Ditemukan, Gua Perekam Riwayat Tsunami Ribuan Tahun di Aceh
San Francisco : Sejarah akan
mengingat hari saat Bumi berguncang hebat. Pada 26 Desember 2004, gempa bumi
bawah laut berkekuatan 9,1 skala Richter mengguncang Samudera Hindia di lepas
pantai Sumatera Utara, Indonesia. Lindu memicu tsunami 30 meter. Lebih dari
230.000 orang tewas dan jutaan lainnya kehilangan tempat tinggal.
Namun, tak ada catatan sejarah yang
merekam gempa dahsyat serupa pada masa lalu. Dan baru-baru ini diketahui,
justru alamlah yang menyimpan riwayat.
Ilmuwan menemukan sebuah gua di pesisir
barat laut Sumatera, di Aceh, yang secara mengagumkan merekam kejadian tsunami
dahsyat yang pernah terjadi di Samudera Hindia. Sejak ribuan tahun lalu.
Gua kapur yang berada dekat Banda Aceh
ternyata menyimpan deposit pasir yang dielak paksa oleh gelombang raksasa --
yang dipicu gempa selama ribuan tahun. Para ahli menggunakan situs itu untuk
membantu menentukan frekuensi bencana -- seperti peristiwa 26 Desember 2004.
Caranya, dengan melakukan pengukuran
usia sedimen tsunami yang berada di dalam gua. Yang pola lapisannya mudah
dilihat, di antara lapisan kotoran kelelawar.
"Pasir tsunami terlihat jelas
karena dipisahkan lapisan kotoran kelelawar. Tak ada hal yang membingungkan
saat penentuan lapisan," kata ahli Dr Jessica Pilarczyk dalam pertemuan
terbesar ahli geologi dunia, American Geophysical Union (AGU) Fall Meeting di
San Francisco, seperti Liputan6.com kutip dari BBC, Kamis
(12/12/2013).
Dr Jessica Pilarczyk adalah bagian dari
tim riset yang dipimpin Prof Charles Rubin dari Earth Observatory of Singapore
-- sebuah institut di Nanyang Technological University Singapura.
"Sebuah kerja lapangan yang
menarik. Aku tidak berbohong kepada Anda. Kelelawar menjadi sangat agresif
ketika manusia mengganggu habitat mereka. Tapi dari sudut pandang geologi, gua
ini memiliki stratigrafi (lapisan) yang paling menakjubkan," tambah dia.
Kedekatan Sumatera dengan perbatasan lempeng tektonik Indo-Australia dan Sunda. Gempa dahsyat sering terjadi di sana, dan itu berarti wilayah pesisirnya berisiko diterjang gelombang.
Dengan mengetahui seberapa sering itu
terjadi sangat penting untuk perencanaan dan kebijakan di wilayah terdampak.

**Data yang Diberikan:**
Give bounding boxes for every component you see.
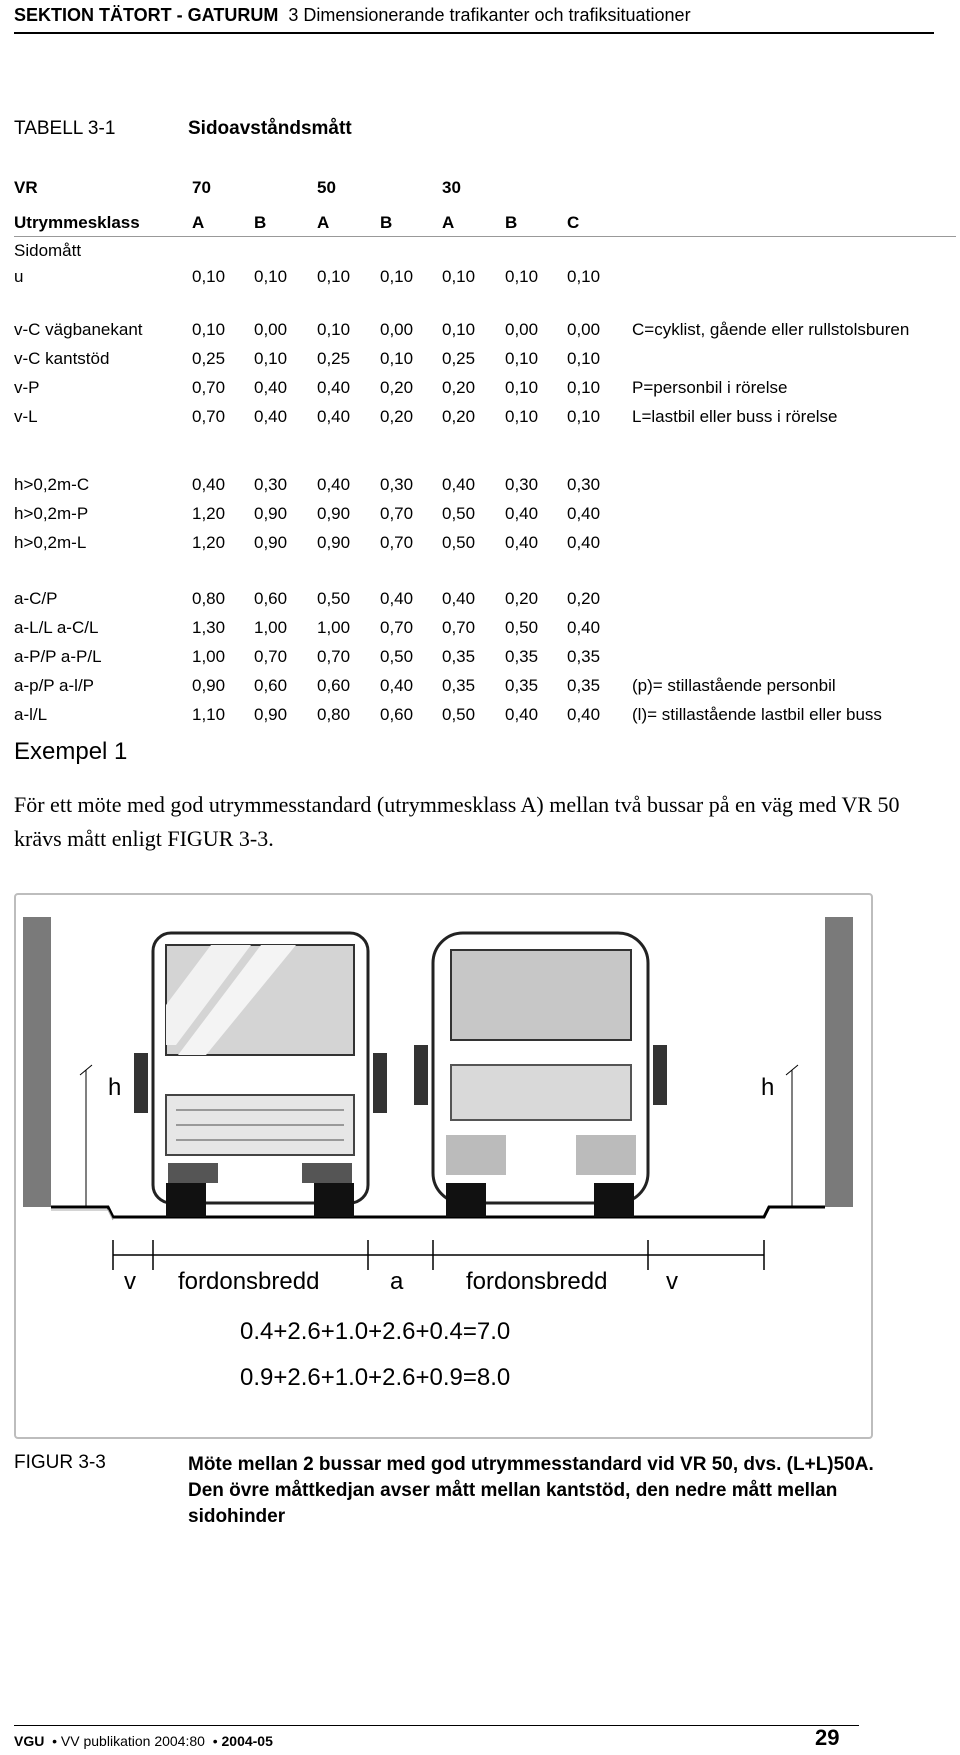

**Tujuan Tugas:**
Tuliskan kembali secara persis bagian teks tentang gua perekam tsunami di Aceh mulai dari "Ditemukan, Gua Perekam" sampai dengan "yang menyimpan riwayat.". Materi di atas tidak diperlukan untuk mengerjakan tugas.

**Hasil Pengerjaan:**
Ditemukan, Gua Perekam Riwayat Tsunami Ribuan Tahun di Aceh
San Francisco : Sejarah akan
mengingat hari saat Bumi berguncang hebat. Pada 26 Desember 2004, gempa bumi
bawah laut berkekuatan 9,1 skala Richter mengguncang Samudera Hindia di lepas
pantai Sumatera Utara, Indonesia. Lindu memicu tsunami 30 meter. Lebih dari
230.000 orang tewas dan jutaan lainnya kehilangan tempat tinggal.
Namun, tak ada catatan sejarah yang
merekam gempa dahsyat serupa pada masa lalu. Dan baru-baru ini diketahui,
justru alamlah yang menyimpan riwayat.